Data records:
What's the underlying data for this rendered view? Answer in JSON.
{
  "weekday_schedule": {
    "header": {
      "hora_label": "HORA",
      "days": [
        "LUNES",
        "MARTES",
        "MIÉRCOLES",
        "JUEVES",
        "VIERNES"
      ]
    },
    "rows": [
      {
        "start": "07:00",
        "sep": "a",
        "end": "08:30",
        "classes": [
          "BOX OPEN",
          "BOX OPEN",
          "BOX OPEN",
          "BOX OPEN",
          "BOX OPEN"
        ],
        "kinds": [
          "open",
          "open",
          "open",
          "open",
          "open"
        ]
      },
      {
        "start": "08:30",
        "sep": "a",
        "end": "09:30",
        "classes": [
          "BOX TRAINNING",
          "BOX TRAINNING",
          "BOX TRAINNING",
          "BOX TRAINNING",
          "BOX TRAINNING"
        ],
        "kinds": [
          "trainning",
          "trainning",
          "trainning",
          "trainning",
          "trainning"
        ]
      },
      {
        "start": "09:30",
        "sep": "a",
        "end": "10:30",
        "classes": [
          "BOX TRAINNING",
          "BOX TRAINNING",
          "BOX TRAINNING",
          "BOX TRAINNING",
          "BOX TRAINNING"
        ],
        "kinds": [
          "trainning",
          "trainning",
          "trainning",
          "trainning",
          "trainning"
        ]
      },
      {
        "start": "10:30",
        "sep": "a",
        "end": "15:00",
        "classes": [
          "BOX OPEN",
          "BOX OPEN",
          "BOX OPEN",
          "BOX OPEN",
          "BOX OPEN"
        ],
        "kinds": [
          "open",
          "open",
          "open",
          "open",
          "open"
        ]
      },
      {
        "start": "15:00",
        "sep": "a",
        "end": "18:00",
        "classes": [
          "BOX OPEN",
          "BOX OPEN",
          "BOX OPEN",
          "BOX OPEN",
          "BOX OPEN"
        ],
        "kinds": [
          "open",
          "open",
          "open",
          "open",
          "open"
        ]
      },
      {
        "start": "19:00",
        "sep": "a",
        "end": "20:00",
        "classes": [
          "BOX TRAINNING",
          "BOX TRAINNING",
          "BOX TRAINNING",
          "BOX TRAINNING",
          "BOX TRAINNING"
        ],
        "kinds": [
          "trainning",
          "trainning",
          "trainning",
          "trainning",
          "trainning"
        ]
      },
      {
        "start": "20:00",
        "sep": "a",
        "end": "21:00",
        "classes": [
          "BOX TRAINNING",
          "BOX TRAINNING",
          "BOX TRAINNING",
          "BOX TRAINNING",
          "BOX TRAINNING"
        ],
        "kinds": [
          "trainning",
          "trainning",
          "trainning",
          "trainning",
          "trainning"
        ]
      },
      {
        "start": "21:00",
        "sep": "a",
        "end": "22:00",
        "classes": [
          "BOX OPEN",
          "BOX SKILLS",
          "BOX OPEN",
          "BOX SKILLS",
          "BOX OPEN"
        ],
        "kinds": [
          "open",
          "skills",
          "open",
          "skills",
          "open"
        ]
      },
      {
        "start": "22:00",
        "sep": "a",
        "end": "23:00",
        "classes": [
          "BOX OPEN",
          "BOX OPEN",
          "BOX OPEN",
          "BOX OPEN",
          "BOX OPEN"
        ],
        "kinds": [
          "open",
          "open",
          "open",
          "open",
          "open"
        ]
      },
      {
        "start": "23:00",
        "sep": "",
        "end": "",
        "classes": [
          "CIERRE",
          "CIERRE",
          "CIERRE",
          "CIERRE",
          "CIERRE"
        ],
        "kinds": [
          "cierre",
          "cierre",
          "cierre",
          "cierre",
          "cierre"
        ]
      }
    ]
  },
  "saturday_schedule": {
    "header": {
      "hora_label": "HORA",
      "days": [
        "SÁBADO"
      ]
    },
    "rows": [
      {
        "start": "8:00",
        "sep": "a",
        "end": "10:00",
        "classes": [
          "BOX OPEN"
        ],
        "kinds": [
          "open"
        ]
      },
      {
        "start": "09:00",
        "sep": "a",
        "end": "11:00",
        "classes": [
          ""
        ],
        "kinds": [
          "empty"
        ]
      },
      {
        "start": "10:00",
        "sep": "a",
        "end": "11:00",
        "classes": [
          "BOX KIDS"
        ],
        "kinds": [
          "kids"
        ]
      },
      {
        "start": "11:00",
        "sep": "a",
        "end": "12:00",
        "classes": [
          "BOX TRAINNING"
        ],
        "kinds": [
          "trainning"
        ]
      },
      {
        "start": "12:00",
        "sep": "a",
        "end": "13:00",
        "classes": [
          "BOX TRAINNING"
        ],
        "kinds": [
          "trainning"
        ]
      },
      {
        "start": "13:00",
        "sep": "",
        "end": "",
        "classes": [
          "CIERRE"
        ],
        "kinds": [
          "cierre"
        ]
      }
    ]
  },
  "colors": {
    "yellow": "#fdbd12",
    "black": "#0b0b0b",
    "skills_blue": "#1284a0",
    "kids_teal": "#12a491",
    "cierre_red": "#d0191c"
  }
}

Description of the task:
All of the entries above should be written out again exactly.

Result:
What's the underlying data for this rendered view? Answer in JSON.
{
  "weekday_schedule": {
    "header": {
      "hora_label": "HORA",
      "days": [
        "LUNES",
        "MARTES",
        "MIÉRCOLES",
        "JUEVES",
        "VIERNES"
      ]
    },
    "rows": [
      {
        "start": "07:00",
        "sep": "a",
        "end": "08:30",
        "classes": [
          "BOX OPEN",
          "BOX OPEN",
          "BOX OPEN",
          "BOX OPEN",
          "BOX OPEN"
        ],
        "kinds": [
          "open",
          "open",
          "open",
          "open",
          "open"
        ]
      },
      {
        "start": "08:30",
        "sep": "a",
        "end": "09:30",
        "classes": [
          "BOX TRAINNING",
          "BOX TRAINNING",
          "BOX TRAINNING",
          "BOX TRAINNING",
          "BOX TRAINNING"
        ],
        "kinds": [
          "trainning",
          "trainning",
          "trainning",
          "trainning",
          "trainning"
        ]
      },
      {
        "start": "09:30",
        "sep": "a",
        "end": "10:30",
        "classes": [
          "BOX TRAINNING",
          "BOX TRAINNING",
          "BOX TRAINNING",
          "BOX TRAINNING",
          "BOX TRAINNING"
        ],
        "kinds": [
          "trainning",
          "trainning",
          "trainning",
          "trainning",
          "trainning"
        ]
      },
      {
        "start": "10:30",
        "sep": "a",
        "end": "15:00",
        "classes": [
          "BOX OPEN",
          "BOX OPEN",
          "BOX OPEN",
          "BOX OPEN",
          "BOX OPEN"
        ],
        "kinds": [
          "open",
          "open",
          "open",
          "open",
          "open"
        ]
      },
      {
        "start": "15:00",
        "sep": "a",
        "end": "18:00",
        "classes": [
          "BOX OPEN",
          "BOX OPEN",
          "BOX OPEN",
          "BOX OPEN",
          "BOX OPEN"
        ],
        "kinds": [
          "open",
          "open",
          "open",
          "open",
          "open"
        ]
      },
      {
        "start": "19:00",
        "sep": "a",
        "end": "20:00",
        "classes": [
          "BOX TRAINNING",
          "BOX TRAINNING",
          "BOX TRAINNING",
          "BOX TRAINNING",
          "BOX TRAINNING"
        ],
        "kinds": [
          "trainning",
          "trainning",
          "trainning",
          "trainning",
          "trainning"
        ]
      },
      {
        "start": "20:00",
        "sep": "a",
        "end": "21:00",
        "classes": [
          "BOX TRAINNING",
          "BOX TRAINNING",
          "BOX TRAINNING",
          "BOX TRAINNING",
          "BOX TRAINNING"
        ],
        "kinds": [
          "trainning",
          "trainning",
          "trainning",
          "trainning",
          "trainning"
        ]
      },
      {
        "start": "21:00",
        "sep": "a",
        "end": "22:00",
        "classes": [
          "BOX OPEN",
          "BOX SKILLS",
          "BOX OPEN",
          "BOX SKILLS",
          "BOX OPEN"
        ],
        "kinds": [
          "open",
          "skills",
          "open",
          "skills",
          "open"
        ]
      },
      {
        "start": "22:00",
        "sep": "a",
        "end": "23:00",
        "classes": [
          "BOX OPEN",
          "BOX OPEN",
          "BOX OPEN",
          "BOX OPEN",
          "BOX OPEN"
        ],
        "kinds": [
          "open",
          "open",
          "open",
          "open",
          "open"
        ]
      },
      {
        "start": "23:00",
        "sep": "",
        "end": "",
        "classes": [
          "CIERRE",
          "CIERRE",
          "CIERRE",
          "CIERRE",
          "CIERRE"
        ],
        "kinds": [
          "cierre",
          "cierre",
          "cierre",
          "cierre",
          "cierre"
        ]
      }
    ]
  },
  "saturday_schedule": {
    "header": {
      "hora_label": "HORA",
      "days": [
        "SÁBADO"
      ]
    },
    "rows": [
      {
        "start": "8:00",
        "sep": "a",
        "end": "10:00",
        "classes": [
          "BOX OPEN"
        ],
        "kinds": [
          "open"
        ]
      },
      {
        "start": "09:00",
        "sep": "a",
        "end": "11:00",
        "classes": [
          ""
        ],
        "kinds": [
          "empty"
        ]
      },
      {
        "start": "10:00",
        "sep": "a",
        "end": "11:00",
        "classes": [
          "BOX KIDS"
        ],
        "kinds": [
          "kids"
        ]
      },
      {
        "start": "11:00",
        "sep": "a",
        "end": "12:00",
        "classes": [
          "BOX TRAINNING"
        ],
        "kinds": [
          "trainning"
        ]
      },
      {
        "start": "12:00",
        "sep": "a",
        "end": "13:00",
        "classes": [
          "BOX TRAINNING"
        ],
        "kinds": [
          "trainning"
        ]
      },
      {
        "start": "13:00",
        "sep": "",
        "end": "",
        "classes": [
          "CIERRE"
        ],
        "kinds": [
          "cierre"
        ]
      }
    ]
  },
  "colors": {
    "yellow": "#fdbd12",
    "black": "#0b0b0b",
    "skills_blue": "#1284a0",
    "kids_teal": "#12a491",
    "cierre_red": "#d0191c"
  }
}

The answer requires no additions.